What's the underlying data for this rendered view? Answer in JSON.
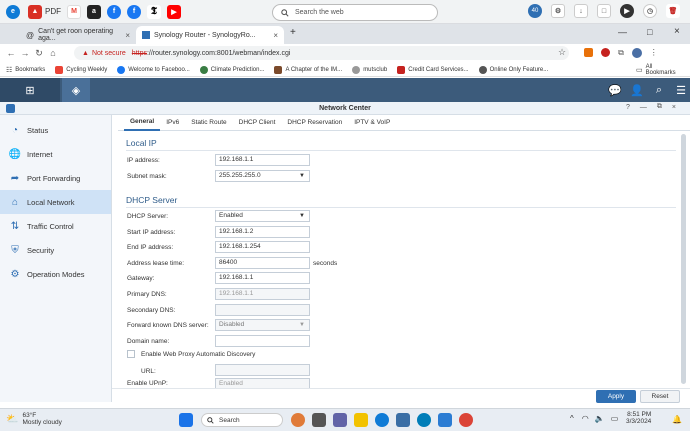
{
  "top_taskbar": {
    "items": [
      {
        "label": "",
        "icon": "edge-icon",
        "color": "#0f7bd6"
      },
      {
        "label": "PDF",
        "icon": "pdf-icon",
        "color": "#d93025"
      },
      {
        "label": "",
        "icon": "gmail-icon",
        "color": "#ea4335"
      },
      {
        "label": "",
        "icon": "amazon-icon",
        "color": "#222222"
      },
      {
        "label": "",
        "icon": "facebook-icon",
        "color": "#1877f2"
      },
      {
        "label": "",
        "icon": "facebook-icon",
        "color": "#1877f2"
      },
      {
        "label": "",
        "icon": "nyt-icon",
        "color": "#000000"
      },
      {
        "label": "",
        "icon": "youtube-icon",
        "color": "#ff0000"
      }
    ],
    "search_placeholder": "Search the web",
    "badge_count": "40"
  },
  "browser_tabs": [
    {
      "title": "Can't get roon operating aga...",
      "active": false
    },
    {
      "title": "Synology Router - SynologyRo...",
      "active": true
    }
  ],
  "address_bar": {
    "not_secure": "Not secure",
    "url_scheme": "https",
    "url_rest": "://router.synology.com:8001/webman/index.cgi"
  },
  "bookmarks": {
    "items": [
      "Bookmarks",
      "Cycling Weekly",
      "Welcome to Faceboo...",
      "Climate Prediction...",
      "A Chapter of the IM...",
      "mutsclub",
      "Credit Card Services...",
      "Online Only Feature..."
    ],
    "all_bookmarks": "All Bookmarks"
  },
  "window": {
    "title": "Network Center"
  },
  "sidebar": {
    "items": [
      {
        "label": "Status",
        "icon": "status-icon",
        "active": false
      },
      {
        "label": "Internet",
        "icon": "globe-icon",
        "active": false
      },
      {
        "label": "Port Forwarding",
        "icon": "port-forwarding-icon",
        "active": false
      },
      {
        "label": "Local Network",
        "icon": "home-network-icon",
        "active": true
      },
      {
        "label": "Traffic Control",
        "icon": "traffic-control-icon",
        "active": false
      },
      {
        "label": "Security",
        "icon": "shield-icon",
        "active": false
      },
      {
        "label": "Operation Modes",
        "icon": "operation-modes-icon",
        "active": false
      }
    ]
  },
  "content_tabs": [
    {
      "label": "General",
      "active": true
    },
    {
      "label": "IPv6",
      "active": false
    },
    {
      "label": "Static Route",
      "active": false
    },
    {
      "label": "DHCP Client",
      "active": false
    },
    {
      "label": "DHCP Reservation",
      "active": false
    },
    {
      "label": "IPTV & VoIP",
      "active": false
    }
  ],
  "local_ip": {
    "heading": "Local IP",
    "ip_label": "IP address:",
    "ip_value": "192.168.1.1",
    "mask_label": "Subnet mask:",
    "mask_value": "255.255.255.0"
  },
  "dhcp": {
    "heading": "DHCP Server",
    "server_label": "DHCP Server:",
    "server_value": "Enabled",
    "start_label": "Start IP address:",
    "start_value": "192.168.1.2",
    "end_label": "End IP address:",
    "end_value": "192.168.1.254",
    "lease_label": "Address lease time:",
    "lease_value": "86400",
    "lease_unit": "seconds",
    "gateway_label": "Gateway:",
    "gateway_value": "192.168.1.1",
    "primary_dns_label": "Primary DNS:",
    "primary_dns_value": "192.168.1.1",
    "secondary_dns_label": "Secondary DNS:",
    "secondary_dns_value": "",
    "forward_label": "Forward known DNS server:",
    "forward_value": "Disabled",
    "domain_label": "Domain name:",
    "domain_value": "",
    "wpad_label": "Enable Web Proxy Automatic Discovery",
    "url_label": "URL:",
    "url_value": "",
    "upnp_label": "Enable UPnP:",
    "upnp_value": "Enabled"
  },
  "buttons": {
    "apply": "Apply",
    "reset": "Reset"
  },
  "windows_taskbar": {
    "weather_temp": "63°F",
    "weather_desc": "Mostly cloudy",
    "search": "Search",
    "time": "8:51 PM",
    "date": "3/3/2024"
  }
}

━━━━━━━━━━━━━━━━━━━━

WORK INSTRUCTIONS.
Restate each of the entries above word for word and skip every image.

FINISHED ANSWER.
What's the underlying data for this rendered view? Answer in JSON.
{
  "top_taskbar": {
    "items": [
      {
        "label": "",
        "icon": "edge-icon",
        "color": "#0f7bd6"
      },
      {
        "label": "PDF",
        "icon": "pdf-icon",
        "color": "#d93025"
      },
      {
        "label": "",
        "icon": "gmail-icon",
        "color": "#ea4335"
      },
      {
        "label": "",
        "icon": "amazon-icon",
        "color": "#222222"
      },
      {
        "label": "",
        "icon": "facebook-icon",
        "color": "#1877f2"
      },
      {
        "label": "",
        "icon": "facebook-icon",
        "color": "#1877f2"
      },
      {
        "label": "",
        "icon": "nyt-icon",
        "color": "#000000"
      },
      {
        "label": "",
        "icon": "youtube-icon",
        "color": "#ff0000"
      }
    ],
    "search_placeholder": "Search the web",
    "badge_count": "40"
  },
  "browser_tabs": [
    {
      "title": "Can't get roon operating aga...",
      "active": false
    },
    {
      "title": "Synology Router - SynologyRo...",
      "active": true
    }
  ],
  "address_bar": {
    "not_secure": "Not secure",
    "url_scheme": "https",
    "url_rest": "://router.synology.com:8001/webman/index.cgi"
  },
  "bookmarks": {
    "items": [
      "Bookmarks",
      "Cycling Weekly",
      "Welcome to Faceboo...",
      "Climate Prediction...",
      "A Chapter of the IM...",
      "mutsclub",
      "Credit Card Services...",
      "Online Only Feature..."
    ],
    "all_bookmarks": "All Bookmarks"
  },
  "window": {
    "title": "Network Center"
  },
  "sidebar": {
    "items": [
      {
        "label": "Status",
        "icon": "status-icon",
        "active": false
      },
      {
        "label": "Internet",
        "icon": "globe-icon",
        "active": false
      },
      {
        "label": "Port Forwarding",
        "icon": "port-forwarding-icon",
        "active": false
      },
      {
        "label": "Local Network",
        "icon": "home-network-icon",
        "active": true
      },
      {
        "label": "Traffic Control",
        "icon": "traffic-control-icon",
        "active": false
      },
      {
        "label": "Security",
        "icon": "shield-icon",
        "active": false
      },
      {
        "label": "Operation Modes",
        "icon": "operation-modes-icon",
        "active": false
      }
    ]
  },
  "content_tabs": [
    {
      "label": "General",
      "active": true
    },
    {
      "label": "IPv6",
      "active": false
    },
    {
      "label": "Static Route",
      "active": false
    },
    {
      "label": "DHCP Client",
      "active": false
    },
    {
      "label": "DHCP Reservation",
      "active": false
    },
    {
      "label": "IPTV & VoIP",
      "active": false
    }
  ],
  "local_ip": {
    "heading": "Local IP",
    "ip_label": "IP address:",
    "ip_value": "192.168.1.1",
    "mask_label": "Subnet mask:",
    "mask_value": "255.255.255.0"
  },
  "dhcp": {
    "heading": "DHCP Server",
    "server_label": "DHCP Server:",
    "server_value": "Enabled",
    "start_label": "Start IP address:",
    "start_value": "192.168.1.2",
    "end_label": "End IP address:",
    "end_value": "192.168.1.254",
    "lease_label": "Address lease time:",
    "lease_value": "86400",
    "lease_unit": "seconds",
    "gateway_label": "Gateway:",
    "gateway_value": "192.168.1.1",
    "primary_dns_label": "Primary DNS:",
    "primary_dns_value": "192.168.1.1",
    "secondary_dns_label": "Secondary DNS:",
    "secondary_dns_value": "",
    "forward_label": "Forward known DNS server:",
    "forward_value": "Disabled",
    "domain_label": "Domain name:",
    "domain_value": "",
    "wpad_label": "Enable Web Proxy Automatic Discovery",
    "url_label": "URL:",
    "url_value": "",
    "upnp_label": "Enable UPnP:",
    "upnp_value": "Enabled"
  },
  "buttons": {
    "apply": "Apply",
    "reset": "Reset"
  },
  "windows_taskbar": {
    "weather_temp": "63°F",
    "weather_desc": "Mostly cloudy",
    "search": "Search",
    "time": "8:51 PM",
    "date": "3/3/2024"
  }
}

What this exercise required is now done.